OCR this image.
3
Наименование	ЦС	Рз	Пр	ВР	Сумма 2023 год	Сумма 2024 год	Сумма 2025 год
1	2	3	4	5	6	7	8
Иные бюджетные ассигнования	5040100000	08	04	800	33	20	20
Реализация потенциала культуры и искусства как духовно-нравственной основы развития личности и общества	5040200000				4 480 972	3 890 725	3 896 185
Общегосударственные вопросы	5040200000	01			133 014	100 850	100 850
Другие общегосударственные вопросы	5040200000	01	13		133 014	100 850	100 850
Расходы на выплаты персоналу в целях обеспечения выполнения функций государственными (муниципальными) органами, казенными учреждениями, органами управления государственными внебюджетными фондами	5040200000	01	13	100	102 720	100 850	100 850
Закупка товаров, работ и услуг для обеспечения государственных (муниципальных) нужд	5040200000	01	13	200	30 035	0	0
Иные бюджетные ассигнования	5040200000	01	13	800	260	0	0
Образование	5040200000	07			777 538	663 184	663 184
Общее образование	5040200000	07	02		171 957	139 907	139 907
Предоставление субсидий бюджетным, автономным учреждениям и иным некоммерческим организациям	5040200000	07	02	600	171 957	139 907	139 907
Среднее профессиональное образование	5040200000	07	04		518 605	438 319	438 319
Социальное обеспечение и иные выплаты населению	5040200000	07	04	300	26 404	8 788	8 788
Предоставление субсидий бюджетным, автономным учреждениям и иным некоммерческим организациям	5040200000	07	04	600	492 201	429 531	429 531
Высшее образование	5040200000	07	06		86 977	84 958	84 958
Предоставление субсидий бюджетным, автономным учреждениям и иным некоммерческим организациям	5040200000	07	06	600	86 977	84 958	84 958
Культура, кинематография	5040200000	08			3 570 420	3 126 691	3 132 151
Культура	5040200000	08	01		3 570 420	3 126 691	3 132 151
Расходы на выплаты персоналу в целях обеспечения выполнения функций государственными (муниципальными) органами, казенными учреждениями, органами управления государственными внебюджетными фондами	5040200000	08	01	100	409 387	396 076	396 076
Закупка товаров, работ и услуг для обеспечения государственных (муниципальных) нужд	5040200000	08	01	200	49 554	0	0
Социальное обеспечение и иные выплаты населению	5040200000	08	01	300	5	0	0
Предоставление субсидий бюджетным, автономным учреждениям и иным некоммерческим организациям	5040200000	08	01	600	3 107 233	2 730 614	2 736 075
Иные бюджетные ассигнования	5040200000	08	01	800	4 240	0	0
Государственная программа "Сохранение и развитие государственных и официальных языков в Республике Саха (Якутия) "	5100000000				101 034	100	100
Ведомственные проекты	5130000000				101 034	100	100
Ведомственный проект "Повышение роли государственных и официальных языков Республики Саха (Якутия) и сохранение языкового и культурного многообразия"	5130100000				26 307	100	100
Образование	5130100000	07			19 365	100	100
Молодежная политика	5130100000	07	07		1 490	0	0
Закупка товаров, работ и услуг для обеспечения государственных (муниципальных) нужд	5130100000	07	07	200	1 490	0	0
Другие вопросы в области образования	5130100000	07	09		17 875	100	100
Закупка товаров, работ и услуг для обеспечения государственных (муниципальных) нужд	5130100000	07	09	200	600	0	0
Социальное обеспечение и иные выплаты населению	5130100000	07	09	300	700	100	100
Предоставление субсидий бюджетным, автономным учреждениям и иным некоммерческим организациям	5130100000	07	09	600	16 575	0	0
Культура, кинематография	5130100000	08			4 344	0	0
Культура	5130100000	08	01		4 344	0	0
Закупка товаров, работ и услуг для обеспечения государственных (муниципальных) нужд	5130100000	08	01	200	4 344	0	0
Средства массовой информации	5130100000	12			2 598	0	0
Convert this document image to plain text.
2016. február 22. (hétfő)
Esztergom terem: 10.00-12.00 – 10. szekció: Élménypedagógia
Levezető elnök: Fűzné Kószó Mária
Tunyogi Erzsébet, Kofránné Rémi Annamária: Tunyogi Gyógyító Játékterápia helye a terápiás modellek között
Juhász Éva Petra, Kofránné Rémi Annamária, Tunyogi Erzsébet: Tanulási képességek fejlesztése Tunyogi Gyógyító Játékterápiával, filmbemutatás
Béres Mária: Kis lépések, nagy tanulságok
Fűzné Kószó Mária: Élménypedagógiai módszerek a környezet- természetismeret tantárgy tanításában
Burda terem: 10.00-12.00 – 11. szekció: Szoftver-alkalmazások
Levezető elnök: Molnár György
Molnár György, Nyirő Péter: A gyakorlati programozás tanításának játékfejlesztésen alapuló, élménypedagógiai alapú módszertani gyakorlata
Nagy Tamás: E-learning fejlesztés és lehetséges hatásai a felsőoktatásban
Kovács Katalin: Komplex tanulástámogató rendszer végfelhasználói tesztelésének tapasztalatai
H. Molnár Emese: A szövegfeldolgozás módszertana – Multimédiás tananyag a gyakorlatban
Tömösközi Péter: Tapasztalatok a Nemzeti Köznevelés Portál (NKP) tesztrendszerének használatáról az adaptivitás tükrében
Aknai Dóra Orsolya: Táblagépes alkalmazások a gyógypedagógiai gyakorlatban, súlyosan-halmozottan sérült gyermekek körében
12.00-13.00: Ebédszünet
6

====

WRITTEN EXERCISE
Give the material above again, word for word.

SOLUTION FOR THIS EXERCISE
OCR this image.
3
Наименование	ЦС	Рз	Пр	ВР	Сумма 2023 год	Сумма 2024 год	Сумма 2025 год
1	2	3	4	5	6	7	8
Иные бюджетные ассигнования	5040100000	08	04	800	33	20	20
Реализация потенциала культуры и искусства как духовно-нравственной основы развития личности и общества	5040200000				4 480 972	3 890 725	3 896 185
Общегосударственные вопросы	5040200000	01			133 014	100 850	100 850
Другие общегосударственные вопросы	5040200000	01	13		133 014	100 850	100 850
Расходы на выплаты персоналу в целях обеспечения выполнения функций государственными (муниципальными) органами, казенными учреждениями, органами управления государственными внебюджетными фондами	5040200000	01	13	100	102 720	100 850	100 850
Закупка товаров, работ и услуг для обеспечения государственных (муниципальных) нужд	5040200000	01	13	200	30 035	0	0
Иные бюджетные ассигнования	5040200000	01	13	800	260	0	0
Образование	5040200000	07			777 538	663 184	663 184
Общее образование	5040200000	07	02		171 957	139 907	139 907
Предоставление субсидий бюджетным, автономным учреждениям и иным некоммерческим организациям	5040200000	07	02	600	171 957	139 907	139 907
Среднее профессиональное образование	5040200000	07	04		518 605	438 319	438 319
Социальное обеспечение и иные выплаты населению	5040200000	07	04	300	26 404	8 788	8 788
Предоставление субсидий бюджетным, автономным учреждениям и иным некоммерческим организациям	5040200000	07	04	600	492 201	429 531	429 531
Высшее образование	5040200000	07	06		86 977	84 958	84 958
Предоставление субсидий бюджетным, автономным учреждениям и иным некоммерческим организациям	5040200000	07	06	600	86 977	84 958	84 958
Культура, кинематография	5040200000	08			3 570 420	3 126 691	3 132 151
Культура	5040200000	08	01		3 570 420	3 126 691	3 132 151
Расходы на выплаты персоналу в целях обеспечения выполнения функций государственными (муниципальными) органами, казенными учреждениями, органами управления государственными внебюджетными фондами	5040200000	08	01	100	409 387	396 076	396 076
Закупка товаров, работ и услуг для обеспечения государственных (муниципальных) нужд	5040200000	08	01	200	49 554	0	0
Социальное обеспечение и иные выплаты населению	5040200000	08	01	300	5	0	0
Предоставление субсидий бюджетным, автономным учреждениям и иным некоммерческим организациям	5040200000	08	01	600	3 107 233	2 730 614	2 736 075
Иные бюджетные ассигнования	5040200000	08	01	800	4 240	0	0
Государственная программа "Сохранение и развитие государственных и официальных языков в Республике Саха (Якутия) "	5100000000				101 034	100	100
Ведомственные проекты	5130000000				101 034	100	100
Ведомственный проект "Повышение роли государственных и официальных языков Республики Саха (Якутия) и сохранение языкового и культурного многообразия"	5130100000				26 307	100	100
Образование	5130100000	07			19 365	100	100
Молодежная политика	5130100000	07	07		1 490	0	0
Закупка товаров, работ и услуг для обеспечения государственных (муниципальных) нужд	5130100000	07	07	200	1 490	0	0
Другие вопросы в области образования	5130100000	07	09		17 875	100	100
Закупка товаров, работ и услуг для обеспечения государственных (муниципальных) нужд	5130100000	07	09	200	600	0	0
Социальное обеспечение и иные выплаты населению	5130100000	07	09	300	700	100	100
Предоставление субсидий бюджетным, автономным учреждениям и иным некоммерческим организациям	5130100000	07	09	600	16 575	0	0
Культура, кинематография	5130100000	08			4 344	0	0
Культура	5130100000	08	01		4 344	0	0
Закупка товаров, работ и услуг для обеспечения государственных (муниципальных) нужд	5130100000	08	01	200	4 344	0	0
Средства массовой информации	5130100000	12			2 598	0	0
Convert this document image to plain text.
2016. február 22. (hétfő)
Esztergom terem: 10.00-12.00 – 10. szekció: Élménypedagógia
Levezető elnök: Fűzné Kószó Mária
Tunyogi Erzsébet, Kofránné Rémi Annamária: Tunyogi Gyógyító Játékterápia helye a terápiás modellek között
Juhász Éva Petra, Kofránné Rémi Annamária, Tunyogi Erzsébet: Tanulási képességek fejlesztése Tunyogi Gyógyító Játékterápiával, filmbemutatás
Béres Mária: Kis lépések, nagy tanulságok
Fűzné Kószó Mária: Élménypedagógiai módszerek a környezet- természetismeret tantárgy tanításában
Burda terem: 10.00-12.00 – 11. szekció: Szoftver-alkalmazások
Levezető elnök: Molnár György
Molnár György, Nyirő Péter: A gyakorlati programozás tanításának játékfejlesztésen alapuló, élménypedagógiai alapú módszertani gyakorlata
Nagy Tamás: E-learning fejlesztés és lehetséges hatásai a felsőoktatásban
Kovács Katalin: Komplex tanulástámogató rendszer végfelhasználói tesztelésének tapasztalatai
H. Molnár Emese: A szövegfeldolgozás módszertana – Multimédiás tananyag a gyakorlatban
Tömösközi Péter: Tapasztalatok a Nemzeti Köznevelés Portál (NKP) tesztrendszerének használatáról az adaptivitás tükrében
Aknai Dóra Orsolya: Táblagépes alkalmazások a gyógypedagógiai gyakorlatban, súlyosan-halmozottan sérült gyermekek körében
12.00-13.00: Ebédszünet
6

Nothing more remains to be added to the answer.